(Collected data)
## BEGIN

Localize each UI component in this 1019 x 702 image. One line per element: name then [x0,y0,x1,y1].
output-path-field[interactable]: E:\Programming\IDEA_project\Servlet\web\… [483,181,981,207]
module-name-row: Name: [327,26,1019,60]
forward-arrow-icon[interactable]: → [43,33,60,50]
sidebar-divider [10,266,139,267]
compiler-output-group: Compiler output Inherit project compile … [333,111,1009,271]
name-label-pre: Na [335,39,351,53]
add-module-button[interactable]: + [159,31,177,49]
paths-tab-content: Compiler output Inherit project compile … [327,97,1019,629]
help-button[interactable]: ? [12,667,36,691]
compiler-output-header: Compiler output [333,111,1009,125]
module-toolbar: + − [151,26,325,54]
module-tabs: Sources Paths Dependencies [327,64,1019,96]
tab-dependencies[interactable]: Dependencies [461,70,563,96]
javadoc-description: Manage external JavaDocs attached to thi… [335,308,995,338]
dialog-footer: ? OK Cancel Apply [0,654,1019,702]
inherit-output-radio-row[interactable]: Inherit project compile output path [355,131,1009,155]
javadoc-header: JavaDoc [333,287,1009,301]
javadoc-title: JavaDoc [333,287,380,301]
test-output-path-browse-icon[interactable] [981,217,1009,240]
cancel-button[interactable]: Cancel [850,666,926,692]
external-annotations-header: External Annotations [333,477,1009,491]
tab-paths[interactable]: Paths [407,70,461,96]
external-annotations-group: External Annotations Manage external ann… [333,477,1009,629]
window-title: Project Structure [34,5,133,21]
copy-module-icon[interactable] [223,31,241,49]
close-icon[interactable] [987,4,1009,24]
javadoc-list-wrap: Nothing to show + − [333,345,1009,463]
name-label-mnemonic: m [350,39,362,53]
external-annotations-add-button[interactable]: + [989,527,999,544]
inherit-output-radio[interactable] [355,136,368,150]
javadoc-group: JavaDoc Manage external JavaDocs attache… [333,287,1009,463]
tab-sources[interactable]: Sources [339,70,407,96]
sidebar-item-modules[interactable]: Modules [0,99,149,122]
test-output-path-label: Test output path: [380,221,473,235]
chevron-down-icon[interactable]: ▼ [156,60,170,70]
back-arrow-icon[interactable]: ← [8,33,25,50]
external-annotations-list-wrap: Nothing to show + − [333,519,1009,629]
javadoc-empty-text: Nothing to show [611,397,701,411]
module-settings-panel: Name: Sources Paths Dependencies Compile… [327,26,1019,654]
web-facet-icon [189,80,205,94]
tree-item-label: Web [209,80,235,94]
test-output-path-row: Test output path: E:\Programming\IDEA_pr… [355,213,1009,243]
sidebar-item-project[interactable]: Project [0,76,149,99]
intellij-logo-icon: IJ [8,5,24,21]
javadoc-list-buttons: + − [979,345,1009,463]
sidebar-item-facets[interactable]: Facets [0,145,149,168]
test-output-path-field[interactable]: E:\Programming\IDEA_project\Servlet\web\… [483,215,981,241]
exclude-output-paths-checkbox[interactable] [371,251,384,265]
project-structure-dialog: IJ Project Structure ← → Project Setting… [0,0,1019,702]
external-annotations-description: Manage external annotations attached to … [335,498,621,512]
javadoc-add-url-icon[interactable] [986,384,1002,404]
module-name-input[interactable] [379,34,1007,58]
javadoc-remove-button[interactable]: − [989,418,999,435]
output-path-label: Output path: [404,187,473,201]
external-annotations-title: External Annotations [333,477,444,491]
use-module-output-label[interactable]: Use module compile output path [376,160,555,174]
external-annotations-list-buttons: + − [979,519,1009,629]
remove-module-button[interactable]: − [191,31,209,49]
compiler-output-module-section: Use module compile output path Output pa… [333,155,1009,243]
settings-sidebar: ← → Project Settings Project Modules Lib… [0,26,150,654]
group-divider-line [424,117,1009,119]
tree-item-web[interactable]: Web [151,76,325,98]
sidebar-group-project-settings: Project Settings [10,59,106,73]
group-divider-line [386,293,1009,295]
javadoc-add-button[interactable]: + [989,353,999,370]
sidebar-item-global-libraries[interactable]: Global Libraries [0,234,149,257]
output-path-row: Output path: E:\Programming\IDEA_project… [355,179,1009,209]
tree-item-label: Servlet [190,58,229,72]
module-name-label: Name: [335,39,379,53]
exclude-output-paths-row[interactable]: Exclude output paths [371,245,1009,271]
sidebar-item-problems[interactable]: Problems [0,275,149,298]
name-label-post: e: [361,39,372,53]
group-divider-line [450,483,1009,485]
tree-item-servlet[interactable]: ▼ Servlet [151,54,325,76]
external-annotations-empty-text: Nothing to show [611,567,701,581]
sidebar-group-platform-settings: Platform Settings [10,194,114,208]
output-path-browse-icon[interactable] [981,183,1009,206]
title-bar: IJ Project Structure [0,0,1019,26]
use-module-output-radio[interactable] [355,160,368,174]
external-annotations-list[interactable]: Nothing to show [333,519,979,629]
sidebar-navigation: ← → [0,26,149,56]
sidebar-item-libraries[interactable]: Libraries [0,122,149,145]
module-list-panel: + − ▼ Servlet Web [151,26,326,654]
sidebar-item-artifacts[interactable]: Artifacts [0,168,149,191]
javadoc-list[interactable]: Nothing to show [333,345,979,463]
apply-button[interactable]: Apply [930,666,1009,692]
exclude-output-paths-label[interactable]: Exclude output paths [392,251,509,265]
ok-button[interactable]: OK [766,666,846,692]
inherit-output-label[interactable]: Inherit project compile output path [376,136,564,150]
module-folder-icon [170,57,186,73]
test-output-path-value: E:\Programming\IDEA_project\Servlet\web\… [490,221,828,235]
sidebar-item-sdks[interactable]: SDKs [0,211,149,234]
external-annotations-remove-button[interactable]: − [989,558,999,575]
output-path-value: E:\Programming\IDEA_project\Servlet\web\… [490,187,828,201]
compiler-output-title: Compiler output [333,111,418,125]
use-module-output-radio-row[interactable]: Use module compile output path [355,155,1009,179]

## END

> **The problem**
Edit the data above so that "Nothing to show" reads "List is empty" wherever it appears, keeping every other line unchanged.

> **Problem solution**
Localize each UI component in this 1019 x 702 image. One line per element: name then [x0,y0,x1,y1].
output-path-field[interactable]: E:\Programming\IDEA_project\Servlet\web\… [483,181,981,207]
module-name-row: Name: [327,26,1019,60]
forward-arrow-icon[interactable]: → [43,33,60,50]
sidebar-divider [10,266,139,267]
compiler-output-group: Compiler output Inherit project compile … [333,111,1009,271]
name-label-pre: Na [335,39,351,53]
add-module-button[interactable]: + [159,31,177,49]
paths-tab-content: Compiler output Inherit project compile … [327,97,1019,629]
help-button[interactable]: ? [12,667,36,691]
compiler-output-header: Compiler output [333,111,1009,125]
module-toolbar: + − [151,26,325,54]
module-tabs: Sources Paths Dependencies [327,64,1019,96]
tab-dependencies[interactable]: Dependencies [461,70,563,96]
javadoc-description: Manage external JavaDocs attached to thi… [335,308,995,338]
dialog-footer: ? OK Cancel Apply [0,654,1019,702]
inherit-output-radio-row[interactable]: Inherit project compile output path [355,131,1009,155]
javadoc-header: JavaDoc [333,287,1009,301]
javadoc-title: JavaDoc [333,287,380,301]
test-output-path-browse-icon[interactable] [981,217,1009,240]
cancel-button[interactable]: Cancel [850,666,926,692]
external-annotations-header: External Annotations [333,477,1009,491]
tab-paths[interactable]: Paths [407,70,461,96]
external-annotations-group: External Annotations Manage external ann… [333,477,1009,629]
window-title: Project Structure [34,5,133,21]
copy-module-icon[interactable] [223,31,241,49]
close-icon[interactable] [987,4,1009,24]
javadoc-list-wrap: List is empty + − [333,345,1009,463]
name-label-mnemonic: m [350,39,362,53]
external-annotations-add-button[interactable]: + [989,527,999,544]
inherit-output-radio[interactable] [355,136,368,150]
javadoc-group: JavaDoc Manage external JavaDocs attache… [333,287,1009,463]
tab-sources[interactable]: Sources [339,70,407,96]
sidebar-item-modules[interactable]: Modules [0,99,149,122]
test-output-path-label: Test output path: [380,221,473,235]
chevron-down-icon[interactable]: ▼ [156,60,170,70]
back-arrow-icon[interactable]: ← [8,33,25,50]
external-annotations-list-wrap: List is empty + − [333,519,1009,629]
javadoc-empty-text: List is empty [611,397,701,411]
module-settings-panel: Name: Sources Paths Dependencies Compile… [327,26,1019,654]
web-facet-icon [189,80,205,94]
tree-item-label: Web [209,80,235,94]
test-output-path-row: Test output path: E:\Programming\IDEA_pr… [355,213,1009,243]
sidebar-item-project[interactable]: Project [0,76,149,99]
intellij-logo-icon: IJ [8,5,24,21]
javadoc-list-buttons: + − [979,345,1009,463]
sidebar-item-facets[interactable]: Facets [0,145,149,168]
test-output-path-field[interactable]: E:\Programming\IDEA_project\Servlet\web\… [483,215,981,241]
exclude-output-paths-checkbox[interactable] [371,251,384,265]
project-structure-dialog: IJ Project Structure ← → Project Setting… [0,0,1019,702]
external-annotations-description: Manage external annotations attached to … [335,498,621,512]
javadoc-add-url-icon[interactable] [986,384,1002,404]
module-name-input[interactable] [379,34,1007,58]
javadoc-remove-button[interactable]: − [989,418,999,435]
output-path-label: Output path: [404,187,473,201]
external-annotations-title: External Annotations [333,477,444,491]
use-module-output-label[interactable]: Use module compile output path [376,160,555,174]
external-annotations-list-buttons: + − [979,519,1009,629]
remove-module-button[interactable]: − [191,31,209,49]
compiler-output-module-section: Use module compile output path Output pa… [333,155,1009,243]
settings-sidebar: ← → Project Settings Project Modules Lib… [0,26,150,654]
group-divider-line [424,117,1009,119]
tree-item-web[interactable]: Web [151,76,325,98]
sidebar-group-project-settings: Project Settings [10,59,106,73]
group-divider-line [386,293,1009,295]
javadoc-add-button[interactable]: + [989,353,999,370]
sidebar-item-global-libraries[interactable]: Global Libraries [0,234,149,257]
output-path-row: Output path: E:\Programming\IDEA_project… [355,179,1009,209]
tree-item-label: Servlet [190,58,229,72]
module-name-label: Name: [335,39,379,53]
exclude-output-paths-row[interactable]: Exclude output paths [371,245,1009,271]
sidebar-item-problems[interactable]: Problems [0,275,149,298]
name-label-post: e: [361,39,372,53]
group-divider-line [450,483,1009,485]
tree-item-servlet[interactable]: ▼ Servlet [151,54,325,76]
external-annotations-empty-text: List is empty [611,567,701,581]
sidebar-group-platform-settings: Platform Settings [10,194,114,208]
output-path-browse-icon[interactable] [981,183,1009,206]
title-bar: IJ Project Structure [0,0,1019,26]
use-module-output-radio[interactable] [355,160,368,174]
external-annotations-list[interactable]: List is empty [333,519,979,629]
sidebar-navigation: ← → [0,26,149,56]
sidebar-item-libraries[interactable]: Libraries [0,122,149,145]
module-list-panel: + − ▼ Servlet Web [151,26,326,654]
sidebar-item-artifacts[interactable]: Artifacts [0,168,149,191]
javadoc-list[interactable]: List is empty [333,345,979,463]
apply-button[interactable]: Apply [930,666,1009,692]
exclude-output-paths-label[interactable]: Exclude output paths [392,251,509,265]
ok-button[interactable]: OK [766,666,846,692]
inherit-output-label[interactable]: Inherit project compile output path [376,136,564,150]
module-folder-icon [170,57,186,73]
test-output-path-value: E:\Programming\IDEA_project\Servlet\web\… [490,221,828,235]
sidebar-item-sdks[interactable]: SDKs [0,211,149,234]
external-annotations-remove-button[interactable]: − [989,558,999,575]
output-path-value: E:\Programming\IDEA_project\Servlet\web\… [490,187,828,201]
compiler-output-title: Compiler output [333,111,418,125]
use-module-output-radio-row[interactable]: Use module compile output path [355,155,1009,179]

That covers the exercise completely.